## PROBLEMS TO WORK ON
1. Answer these questions about the rational field page:
(a) Which Singular type provides rational numbers in Singular.jl?
(b) What is the constant parent object for the field of rationals called?
(c) What value does QQ(-12, 7) return in the example?
2. Write out the rational field page again, beginning at the words "## Rational functionality" and stopping after "in those interfaces.". Swap "functionality" for "features" throughout that passage.
3. Carry on the rational field page from its final line.

## SELECTED TEXT
■ ■ ■

# Rational field

Singular.jl provides rational numbers via Singular's n_Q type.

There is a constant parent object representing the field of rationals, called QQ in Singular.jl. It is defined by QQ = Rationals(), which calls the constructor for the unique field of rationals in Singular.

## Rational functionality

The rationals in Singular.jl provide all functionality for fields and fraction fields described by AbstractAlgebra.jl.

https://nemocas.github.io/AbstractAlgebra.jl/latest/field

https://nemocas.github.io/AbstractAlgebra.jl/latest/fraction

We describe here only the extra functionality provided by Singular that is not already described in those interfaces.

### Constructors

In addition to the standard constructors required for the interfaces listed above, Singular.jl provides the following constructors.

QQ(n::n_Z)
QQ(n::ZZRingElem)

Construct a Singular rational from the given integer $n$.

Examples

julia> f = QQ(-12, 7)
-12//7

julia> h = numerator(f)

■ ■ ■

(Extracted records)
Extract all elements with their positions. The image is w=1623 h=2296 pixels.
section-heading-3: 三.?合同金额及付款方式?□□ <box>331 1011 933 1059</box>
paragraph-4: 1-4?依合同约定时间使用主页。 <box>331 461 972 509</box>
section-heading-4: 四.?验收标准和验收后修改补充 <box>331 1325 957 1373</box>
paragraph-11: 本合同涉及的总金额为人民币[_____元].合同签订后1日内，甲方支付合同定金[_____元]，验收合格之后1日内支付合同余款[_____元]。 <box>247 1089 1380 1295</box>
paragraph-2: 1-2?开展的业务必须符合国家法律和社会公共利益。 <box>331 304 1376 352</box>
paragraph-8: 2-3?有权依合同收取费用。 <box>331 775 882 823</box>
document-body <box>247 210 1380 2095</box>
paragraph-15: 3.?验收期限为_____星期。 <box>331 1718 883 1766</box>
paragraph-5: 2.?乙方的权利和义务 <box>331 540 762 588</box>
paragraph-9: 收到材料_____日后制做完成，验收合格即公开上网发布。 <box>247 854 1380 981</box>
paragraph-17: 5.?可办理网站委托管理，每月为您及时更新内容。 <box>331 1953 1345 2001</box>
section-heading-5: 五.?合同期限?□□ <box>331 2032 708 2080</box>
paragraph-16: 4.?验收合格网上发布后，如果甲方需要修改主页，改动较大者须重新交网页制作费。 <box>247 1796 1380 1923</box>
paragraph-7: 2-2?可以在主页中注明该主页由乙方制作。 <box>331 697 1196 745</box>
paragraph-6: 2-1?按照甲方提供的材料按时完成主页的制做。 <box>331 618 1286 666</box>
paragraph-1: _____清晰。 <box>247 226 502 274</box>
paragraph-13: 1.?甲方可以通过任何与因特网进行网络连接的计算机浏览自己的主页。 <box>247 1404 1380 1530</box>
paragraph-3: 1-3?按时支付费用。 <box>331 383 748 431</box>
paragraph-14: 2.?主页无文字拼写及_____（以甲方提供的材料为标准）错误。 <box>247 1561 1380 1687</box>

■ ■ ■

## REPLIES
1.
(a) n_Q
(b) QQ
(c) -12//7

2.
## Rational features

The rationals in Singular.jl provide all features for fields and fraction fields described by AbstractAlgebra.jl.

https://nemocas.github.io/AbstractAlgebra.jl/latest/field

https://nemocas.github.io/AbstractAlgebra.jl/latest/fraction

We describe here only the extra features provided by Singular that is not already described in those interfaces.

3.
-12

julia> k = denominator(f)
7

julia> m = abs(f)
12//7

julia> a = QQ(12, 7)
12//7

julia> b = QQ(-3, 5)
-3//5

julia> a > b
true

julia> a != b
true

julia> a > 1
true

julia> 5 >= b
true

### Rational reconstruction

Nemo.reconstructMethod
reconstruct(x::n_Z, y::n_Z)

Given $x$ modulo $y$, find $r/s$ such that $x \equiv r/s \pmod{y}$ for values $r$ and $s$ satisfying the bound $y > 2(|r| + 1)(s + 1)$.

source

The following ad hoc versions of the same function also exist.

reconstruct(::n_Z, ::Integer)
reconstruct(::Integer, ::n_Z)

Examples

julia> q1 = reconstruct(ZZ(7), ZZ(3))
1

julia> q2 = reconstruct(ZZ(7), 5)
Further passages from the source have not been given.